# [Exercise task]
Give all of the lines again, with nothing added or dropped.

# [Recorded data]

^^^^^^^^

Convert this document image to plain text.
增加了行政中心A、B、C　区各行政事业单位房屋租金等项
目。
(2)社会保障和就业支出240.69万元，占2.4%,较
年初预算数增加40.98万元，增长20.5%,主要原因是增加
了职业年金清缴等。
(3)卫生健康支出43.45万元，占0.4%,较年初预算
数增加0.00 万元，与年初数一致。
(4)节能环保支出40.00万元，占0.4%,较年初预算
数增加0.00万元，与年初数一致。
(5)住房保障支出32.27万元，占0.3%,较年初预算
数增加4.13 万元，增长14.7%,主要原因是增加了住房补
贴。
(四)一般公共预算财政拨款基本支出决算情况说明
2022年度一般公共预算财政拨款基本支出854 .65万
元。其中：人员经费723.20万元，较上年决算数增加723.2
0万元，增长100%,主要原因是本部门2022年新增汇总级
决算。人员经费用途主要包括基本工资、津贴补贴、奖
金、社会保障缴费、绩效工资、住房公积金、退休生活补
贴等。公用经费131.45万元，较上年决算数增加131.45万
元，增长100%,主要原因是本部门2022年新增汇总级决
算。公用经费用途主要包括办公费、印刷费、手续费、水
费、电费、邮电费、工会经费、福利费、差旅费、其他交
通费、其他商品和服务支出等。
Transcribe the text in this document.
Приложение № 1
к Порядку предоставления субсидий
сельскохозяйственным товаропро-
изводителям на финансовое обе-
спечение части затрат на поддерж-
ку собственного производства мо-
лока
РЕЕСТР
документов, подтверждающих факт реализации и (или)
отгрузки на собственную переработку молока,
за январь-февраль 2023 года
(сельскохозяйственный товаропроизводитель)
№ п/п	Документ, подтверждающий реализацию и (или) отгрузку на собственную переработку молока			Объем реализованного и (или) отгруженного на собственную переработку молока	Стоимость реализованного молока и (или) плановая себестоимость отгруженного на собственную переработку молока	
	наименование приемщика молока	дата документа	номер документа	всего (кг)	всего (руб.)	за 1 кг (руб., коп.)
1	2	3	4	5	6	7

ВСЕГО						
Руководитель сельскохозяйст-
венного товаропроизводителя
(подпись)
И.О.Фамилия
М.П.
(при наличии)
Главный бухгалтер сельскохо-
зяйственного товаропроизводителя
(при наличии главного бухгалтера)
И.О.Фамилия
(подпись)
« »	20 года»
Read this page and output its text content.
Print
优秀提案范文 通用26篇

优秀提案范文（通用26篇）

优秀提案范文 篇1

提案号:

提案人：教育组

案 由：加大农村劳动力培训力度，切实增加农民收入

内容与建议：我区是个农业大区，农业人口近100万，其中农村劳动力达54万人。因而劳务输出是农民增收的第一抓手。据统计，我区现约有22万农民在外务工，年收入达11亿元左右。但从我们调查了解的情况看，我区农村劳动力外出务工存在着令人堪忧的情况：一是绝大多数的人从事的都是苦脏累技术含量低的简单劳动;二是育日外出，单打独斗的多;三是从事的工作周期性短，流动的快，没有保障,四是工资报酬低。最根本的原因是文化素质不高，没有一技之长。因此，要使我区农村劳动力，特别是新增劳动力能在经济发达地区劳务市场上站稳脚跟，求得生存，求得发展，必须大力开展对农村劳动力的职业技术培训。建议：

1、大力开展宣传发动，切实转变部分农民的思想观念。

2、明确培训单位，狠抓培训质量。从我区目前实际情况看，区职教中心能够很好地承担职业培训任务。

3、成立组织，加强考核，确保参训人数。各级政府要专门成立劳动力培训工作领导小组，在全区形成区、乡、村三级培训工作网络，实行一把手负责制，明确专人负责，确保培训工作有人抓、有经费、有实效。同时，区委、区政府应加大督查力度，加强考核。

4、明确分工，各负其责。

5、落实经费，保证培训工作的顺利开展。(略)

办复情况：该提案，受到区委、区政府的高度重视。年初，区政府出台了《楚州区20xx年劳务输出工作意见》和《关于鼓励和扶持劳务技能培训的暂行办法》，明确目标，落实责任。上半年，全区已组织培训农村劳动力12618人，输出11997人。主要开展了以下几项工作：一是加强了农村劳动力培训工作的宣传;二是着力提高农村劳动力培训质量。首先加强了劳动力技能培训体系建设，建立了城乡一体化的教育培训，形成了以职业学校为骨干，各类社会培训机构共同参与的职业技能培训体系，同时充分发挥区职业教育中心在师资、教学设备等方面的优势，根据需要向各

^^^^^^^^

# [Solved problem]
Convert this document image to plain text.
增加了行政中心A、B、C　区各行政事业单位房屋租金等项
目。
(2)社会保障和就业支出240.69万元，占2.4%,较
年初预算数增加40.98万元，增长20.5%,主要原因是增加
了职业年金清缴等。
(3)卫生健康支出43.45万元，占0.4%,较年初预算
数增加0.00 万元，与年初数一致。
(4)节能环保支出40.00万元，占0.4%,较年初预算
数增加0.00万元，与年初数一致。
(5)住房保障支出32.27万元，占0.3%,较年初预算
数增加4.13 万元，增长14.7%,主要原因是增加了住房补
贴。
(四)一般公共预算财政拨款基本支出决算情况说明
2022年度一般公共预算财政拨款基本支出854 .65万
元。其中：人员经费723.20万元，较上年决算数增加723.2
0万元，增长100%,主要原因是本部门2022年新增汇总级
决算。人员经费用途主要包括基本工资、津贴补贴、奖
金、社会保障缴费、绩效工资、住房公积金、退休生活补
贴等。公用经费131.45万元，较上年决算数增加131.45万
元，增长100%,主要原因是本部门2022年新增汇总级决
算。公用经费用途主要包括办公费、印刷费、手续费、水
费、电费、邮电费、工会经费、福利费、差旅费、其他交
通费、其他商品和服务支出等。
Transcribe the text in this document.
Приложение № 1
к Порядку предоставления субсидий
сельскохозяйственным товаропро-
изводителям на финансовое обе-
спечение части затрат на поддерж-
ку собственного производства мо-
лока
РЕЕСТР
документов, подтверждающих факт реализации и (или)
отгрузки на собственную переработку молока,
за январь-февраль 2023 года
(сельскохозяйственный товаропроизводитель)
№ п/п	Документ, подтверждающий реализацию и (или) отгрузку на собственную переработку молока			Объем реализованного и (или) отгруженного на собственную переработку молока	Стоимость реализованного молока и (или) плановая себестоимость отгруженного на собственную переработку молока	
	наименование приемщика молока	дата документа	номер документа	всего (кг)	всего (руб.)	за 1 кг (руб., коп.)
1	2	3	4	5	6	7

ВСЕГО						
Руководитель сельскохозяйст-
венного товаропроизводителя
(подпись)
И.О.Фамилия
М.П.
(при наличии)
Главный бухгалтер сельскохо-
зяйственного товаропроизводителя
(при наличии главного бухгалтера)
И.О.Фамилия
(подпись)
« »	20 года»
Read this page and output its text content.
Print
优秀提案范文 通用26篇

优秀提案范文（通用26篇）

优秀提案范文 篇1

提案号:

提案人：教育组

案 由：加大农村劳动力培训力度，切实增加农民收入

内容与建议：我区是个农业大区，农业人口近100万，其中农村劳动力达54万人。因而劳务输出是农民增收的第一抓手。据统计，我区现约有22万农民在外务工，年收入达11亿元左右。但从我们调查了解的情况看，我区农村劳动力外出务工存在着令人堪忧的情况：一是绝大多数的人从事的都是苦脏累技术含量低的简单劳动;二是育日外出，单打独斗的多;三是从事的工作周期性短，流动的快，没有保障,四是工资报酬低。最根本的原因是文化素质不高，没有一技之长。因此，要使我区农村劳动力，特别是新增劳动力能在经济发达地区劳务市场上站稳脚跟，求得生存，求得发展，必须大力开展对农村劳动力的职业技术培训。建议：

1、大力开展宣传发动，切实转变部分农民的思想观念。

2、明确培训单位，狠抓培训质量。从我区目前实际情况看，区职教中心能够很好地承担职业培训任务。

3、成立组织，加强考核，确保参训人数。各级政府要专门成立劳动力培训工作领导小组，在全区形成区、乡、村三级培训工作网络，实行一把手负责制，明确专人负责，确保培训工作有人抓、有经费、有实效。同时，区委、区政府应加大督查力度，加强考核。

4、明确分工，各负其责。

5、落实经费，保证培训工作的顺利开展。(略)

办复情况：该提案，受到区委、区政府的高度重视。年初，区政府出台了《楚州区20xx年劳务输出工作意见》和《关于鼓励和扶持劳务技能培训的暂行办法》，明确目标，落实责任。上半年，全区已组织培训农村劳动力12618人，输出11997人。主要开展了以下几项工作：一是加强了农村劳动力培训工作的宣传;二是着力提高农村劳动力培训质量。首先加强了劳动力技能培训体系建设，建立了城乡一体化的教育培训，形成了以职业学校为骨干，各类社会培训机构共同参与的职业技能培训体系，同时充分发挥区职业教育中心在师资、教学设备等方面的优势，根据需要向各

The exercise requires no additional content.